## [WORK REQUIRED]
Transcribe the tail of the listing: start at the line containing "OCR this image." and stop after the last line, keeping every character as is and adding nothing.
—————
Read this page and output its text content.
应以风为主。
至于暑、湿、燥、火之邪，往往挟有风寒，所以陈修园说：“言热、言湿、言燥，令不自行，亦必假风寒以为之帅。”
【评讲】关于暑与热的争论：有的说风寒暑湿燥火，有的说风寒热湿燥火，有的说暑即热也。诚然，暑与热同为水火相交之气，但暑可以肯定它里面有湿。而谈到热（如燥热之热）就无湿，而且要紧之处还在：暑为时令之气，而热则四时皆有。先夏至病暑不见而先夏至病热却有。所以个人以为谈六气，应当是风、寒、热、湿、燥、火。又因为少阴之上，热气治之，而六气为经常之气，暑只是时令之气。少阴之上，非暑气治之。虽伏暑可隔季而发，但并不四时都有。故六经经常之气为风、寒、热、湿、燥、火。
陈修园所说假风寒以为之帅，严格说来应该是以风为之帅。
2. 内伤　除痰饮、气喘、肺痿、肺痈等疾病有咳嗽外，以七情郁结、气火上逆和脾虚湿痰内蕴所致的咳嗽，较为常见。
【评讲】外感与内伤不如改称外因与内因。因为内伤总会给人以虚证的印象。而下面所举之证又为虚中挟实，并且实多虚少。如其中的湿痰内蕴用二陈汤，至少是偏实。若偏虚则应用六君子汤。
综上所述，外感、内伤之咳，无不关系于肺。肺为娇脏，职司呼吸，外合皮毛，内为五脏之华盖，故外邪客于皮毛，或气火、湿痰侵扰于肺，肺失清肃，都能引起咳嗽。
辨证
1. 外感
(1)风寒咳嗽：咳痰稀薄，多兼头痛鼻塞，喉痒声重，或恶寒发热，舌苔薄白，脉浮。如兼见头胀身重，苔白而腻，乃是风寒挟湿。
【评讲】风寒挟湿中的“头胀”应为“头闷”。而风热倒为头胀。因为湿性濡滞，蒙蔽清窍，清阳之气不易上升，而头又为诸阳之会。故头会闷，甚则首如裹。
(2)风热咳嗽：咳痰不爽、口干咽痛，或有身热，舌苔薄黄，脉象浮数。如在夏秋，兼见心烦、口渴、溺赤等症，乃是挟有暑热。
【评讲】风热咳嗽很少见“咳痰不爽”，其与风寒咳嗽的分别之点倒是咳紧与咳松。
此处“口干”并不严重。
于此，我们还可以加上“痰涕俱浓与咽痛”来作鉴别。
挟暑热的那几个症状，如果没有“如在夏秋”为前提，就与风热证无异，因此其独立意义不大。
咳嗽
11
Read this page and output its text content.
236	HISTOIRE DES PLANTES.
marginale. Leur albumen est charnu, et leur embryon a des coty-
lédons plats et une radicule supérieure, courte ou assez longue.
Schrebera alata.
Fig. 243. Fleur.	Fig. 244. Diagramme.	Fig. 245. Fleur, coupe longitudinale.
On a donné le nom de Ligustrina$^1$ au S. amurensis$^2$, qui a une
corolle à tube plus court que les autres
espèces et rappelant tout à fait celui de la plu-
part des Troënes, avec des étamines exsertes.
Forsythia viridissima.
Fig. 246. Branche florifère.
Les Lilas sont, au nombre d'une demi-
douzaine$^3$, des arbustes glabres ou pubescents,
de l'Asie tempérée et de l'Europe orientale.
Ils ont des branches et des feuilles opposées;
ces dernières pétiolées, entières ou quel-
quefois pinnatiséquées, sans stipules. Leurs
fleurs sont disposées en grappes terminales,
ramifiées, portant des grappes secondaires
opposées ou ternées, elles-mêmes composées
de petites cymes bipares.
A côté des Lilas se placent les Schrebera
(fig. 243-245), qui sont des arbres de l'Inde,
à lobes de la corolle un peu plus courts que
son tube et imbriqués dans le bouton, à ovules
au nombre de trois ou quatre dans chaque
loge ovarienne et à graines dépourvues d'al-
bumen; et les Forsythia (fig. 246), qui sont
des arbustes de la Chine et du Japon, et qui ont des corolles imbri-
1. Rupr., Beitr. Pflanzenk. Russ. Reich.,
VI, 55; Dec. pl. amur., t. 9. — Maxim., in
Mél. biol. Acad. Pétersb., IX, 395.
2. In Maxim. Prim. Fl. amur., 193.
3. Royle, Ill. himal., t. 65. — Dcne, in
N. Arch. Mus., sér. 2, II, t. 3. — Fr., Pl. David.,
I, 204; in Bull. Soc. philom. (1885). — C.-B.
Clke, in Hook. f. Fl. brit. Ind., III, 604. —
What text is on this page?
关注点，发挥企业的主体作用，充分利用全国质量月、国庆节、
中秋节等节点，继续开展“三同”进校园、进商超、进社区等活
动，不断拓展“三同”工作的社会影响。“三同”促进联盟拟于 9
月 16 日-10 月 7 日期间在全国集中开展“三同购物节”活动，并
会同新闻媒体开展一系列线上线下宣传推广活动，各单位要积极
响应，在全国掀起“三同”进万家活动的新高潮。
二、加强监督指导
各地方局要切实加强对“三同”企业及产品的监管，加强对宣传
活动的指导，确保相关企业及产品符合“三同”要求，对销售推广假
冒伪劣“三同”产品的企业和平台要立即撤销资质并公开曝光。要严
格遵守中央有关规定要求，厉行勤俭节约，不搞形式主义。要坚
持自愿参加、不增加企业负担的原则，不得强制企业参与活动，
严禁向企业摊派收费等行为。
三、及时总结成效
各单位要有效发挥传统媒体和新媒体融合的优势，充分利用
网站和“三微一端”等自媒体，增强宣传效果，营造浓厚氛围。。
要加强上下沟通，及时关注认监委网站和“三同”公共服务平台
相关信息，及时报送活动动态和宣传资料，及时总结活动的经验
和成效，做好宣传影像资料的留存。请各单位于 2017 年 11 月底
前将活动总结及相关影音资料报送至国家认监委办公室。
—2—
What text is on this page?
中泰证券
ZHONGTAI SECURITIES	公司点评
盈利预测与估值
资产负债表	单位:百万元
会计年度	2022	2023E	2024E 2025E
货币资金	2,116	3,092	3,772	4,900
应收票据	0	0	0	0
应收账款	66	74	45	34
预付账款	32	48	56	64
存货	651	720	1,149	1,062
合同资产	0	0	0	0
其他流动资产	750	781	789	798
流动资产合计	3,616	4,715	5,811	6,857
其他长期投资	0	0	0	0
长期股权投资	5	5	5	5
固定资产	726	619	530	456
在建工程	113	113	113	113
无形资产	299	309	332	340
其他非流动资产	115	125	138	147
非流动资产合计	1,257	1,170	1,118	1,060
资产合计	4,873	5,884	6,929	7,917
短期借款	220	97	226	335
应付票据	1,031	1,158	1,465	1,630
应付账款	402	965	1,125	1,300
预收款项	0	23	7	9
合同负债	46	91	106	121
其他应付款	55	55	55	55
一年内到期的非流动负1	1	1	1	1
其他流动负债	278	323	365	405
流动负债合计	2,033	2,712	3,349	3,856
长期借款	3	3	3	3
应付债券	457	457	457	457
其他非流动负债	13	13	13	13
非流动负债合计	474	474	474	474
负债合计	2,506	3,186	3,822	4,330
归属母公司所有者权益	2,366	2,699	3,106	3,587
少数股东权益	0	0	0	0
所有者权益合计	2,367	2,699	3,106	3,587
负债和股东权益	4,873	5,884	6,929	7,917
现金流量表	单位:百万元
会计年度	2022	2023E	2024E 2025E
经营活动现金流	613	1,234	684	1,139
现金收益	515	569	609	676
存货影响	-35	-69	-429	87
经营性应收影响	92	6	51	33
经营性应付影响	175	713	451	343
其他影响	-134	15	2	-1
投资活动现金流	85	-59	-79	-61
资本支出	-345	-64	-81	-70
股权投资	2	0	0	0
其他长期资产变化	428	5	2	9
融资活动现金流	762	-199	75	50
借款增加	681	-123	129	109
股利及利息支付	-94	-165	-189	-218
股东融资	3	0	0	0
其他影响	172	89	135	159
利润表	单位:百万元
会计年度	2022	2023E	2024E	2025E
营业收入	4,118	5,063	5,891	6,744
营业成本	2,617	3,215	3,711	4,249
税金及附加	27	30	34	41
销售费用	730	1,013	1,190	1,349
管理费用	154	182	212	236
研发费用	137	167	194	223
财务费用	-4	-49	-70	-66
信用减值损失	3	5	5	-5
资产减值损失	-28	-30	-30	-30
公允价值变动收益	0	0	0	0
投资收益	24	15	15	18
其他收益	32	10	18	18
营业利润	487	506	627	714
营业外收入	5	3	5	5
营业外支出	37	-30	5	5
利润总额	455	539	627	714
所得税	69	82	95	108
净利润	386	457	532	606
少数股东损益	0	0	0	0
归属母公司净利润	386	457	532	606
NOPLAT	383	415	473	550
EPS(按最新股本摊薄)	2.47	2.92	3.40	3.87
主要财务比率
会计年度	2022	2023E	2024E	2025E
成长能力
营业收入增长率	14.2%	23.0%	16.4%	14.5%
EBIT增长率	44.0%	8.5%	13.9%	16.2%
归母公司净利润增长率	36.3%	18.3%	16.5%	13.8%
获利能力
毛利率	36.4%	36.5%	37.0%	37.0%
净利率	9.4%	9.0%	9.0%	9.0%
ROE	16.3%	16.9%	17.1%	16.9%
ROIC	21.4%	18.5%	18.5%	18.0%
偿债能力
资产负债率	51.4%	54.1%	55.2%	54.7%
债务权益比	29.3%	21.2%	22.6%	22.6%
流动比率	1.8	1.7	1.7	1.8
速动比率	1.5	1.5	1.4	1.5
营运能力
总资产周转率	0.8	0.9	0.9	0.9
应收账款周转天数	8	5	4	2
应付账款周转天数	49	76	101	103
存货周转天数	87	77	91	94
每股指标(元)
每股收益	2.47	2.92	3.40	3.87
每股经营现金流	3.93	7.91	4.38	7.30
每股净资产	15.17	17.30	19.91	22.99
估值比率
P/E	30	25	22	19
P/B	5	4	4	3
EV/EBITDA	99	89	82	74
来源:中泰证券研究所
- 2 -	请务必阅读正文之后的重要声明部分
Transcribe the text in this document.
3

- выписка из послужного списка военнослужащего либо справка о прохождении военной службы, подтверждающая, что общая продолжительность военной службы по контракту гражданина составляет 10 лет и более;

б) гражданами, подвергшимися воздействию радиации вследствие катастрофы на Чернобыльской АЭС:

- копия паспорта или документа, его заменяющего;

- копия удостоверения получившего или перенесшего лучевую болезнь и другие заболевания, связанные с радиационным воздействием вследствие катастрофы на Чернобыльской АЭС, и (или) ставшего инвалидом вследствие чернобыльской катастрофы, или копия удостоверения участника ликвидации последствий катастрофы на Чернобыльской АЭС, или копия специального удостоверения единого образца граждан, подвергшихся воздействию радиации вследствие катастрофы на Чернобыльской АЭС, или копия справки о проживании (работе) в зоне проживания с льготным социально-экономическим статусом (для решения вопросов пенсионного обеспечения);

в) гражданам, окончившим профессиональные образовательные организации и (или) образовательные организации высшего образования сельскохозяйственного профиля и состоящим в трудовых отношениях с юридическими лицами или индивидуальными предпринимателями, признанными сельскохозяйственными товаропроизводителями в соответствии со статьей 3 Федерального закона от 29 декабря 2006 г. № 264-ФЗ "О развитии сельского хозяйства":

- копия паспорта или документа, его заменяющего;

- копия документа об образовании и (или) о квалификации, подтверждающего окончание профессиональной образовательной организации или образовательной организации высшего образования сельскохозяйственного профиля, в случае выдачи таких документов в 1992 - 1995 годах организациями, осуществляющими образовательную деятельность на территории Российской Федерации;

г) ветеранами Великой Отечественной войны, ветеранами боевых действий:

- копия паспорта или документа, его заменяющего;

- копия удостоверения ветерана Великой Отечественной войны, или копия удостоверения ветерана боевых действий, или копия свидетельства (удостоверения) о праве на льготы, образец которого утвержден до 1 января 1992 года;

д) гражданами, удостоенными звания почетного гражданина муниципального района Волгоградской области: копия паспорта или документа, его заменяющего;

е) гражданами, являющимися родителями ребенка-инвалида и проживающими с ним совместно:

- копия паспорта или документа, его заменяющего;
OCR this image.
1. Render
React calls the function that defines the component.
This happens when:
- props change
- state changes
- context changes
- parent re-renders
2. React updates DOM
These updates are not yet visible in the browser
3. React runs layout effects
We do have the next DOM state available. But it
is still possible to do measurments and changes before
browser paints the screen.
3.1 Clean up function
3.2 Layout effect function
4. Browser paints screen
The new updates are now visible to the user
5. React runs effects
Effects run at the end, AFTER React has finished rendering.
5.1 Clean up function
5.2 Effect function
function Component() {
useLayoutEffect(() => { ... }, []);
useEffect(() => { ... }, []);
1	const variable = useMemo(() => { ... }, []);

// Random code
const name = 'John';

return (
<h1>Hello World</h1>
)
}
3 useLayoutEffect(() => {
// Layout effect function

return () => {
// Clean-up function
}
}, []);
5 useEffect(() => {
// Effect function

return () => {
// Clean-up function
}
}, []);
—————
## [TASK RESPONSE]
OCR this image.
1. Render
React calls the function that defines the component.
This happens when:
- props change
- state changes
- context changes
- parent re-renders
2. React updates DOM
These updates are not yet visible in the browser
3. React runs layout effects
We do have the next DOM state available. But it
is still possible to do measurments and changes before
browser paints the screen.
3.1 Clean up function
3.2 Layout effect function
4. Browser paints screen
The new updates are now visible to the user
5. React runs effects
Effects run at the end, AFTER React has finished rendering.
5.1 Clean up function
5.2 Effect function
function Component() {
useLayoutEffect(() => { ... }, []);
useEffect(() => { ... }, []);
1	const variable = useMemo(() => { ... }, []);

// Random code
const name = 'John';

return (
<h1>Hello World</h1>
)
}
3 useLayoutEffect(() => {
// Layout effect function

return () => {
// Clean-up function
}
}, []);
5 useEffect(() => {
// Effect function

return () => {
// Clean-up function
}
}, []);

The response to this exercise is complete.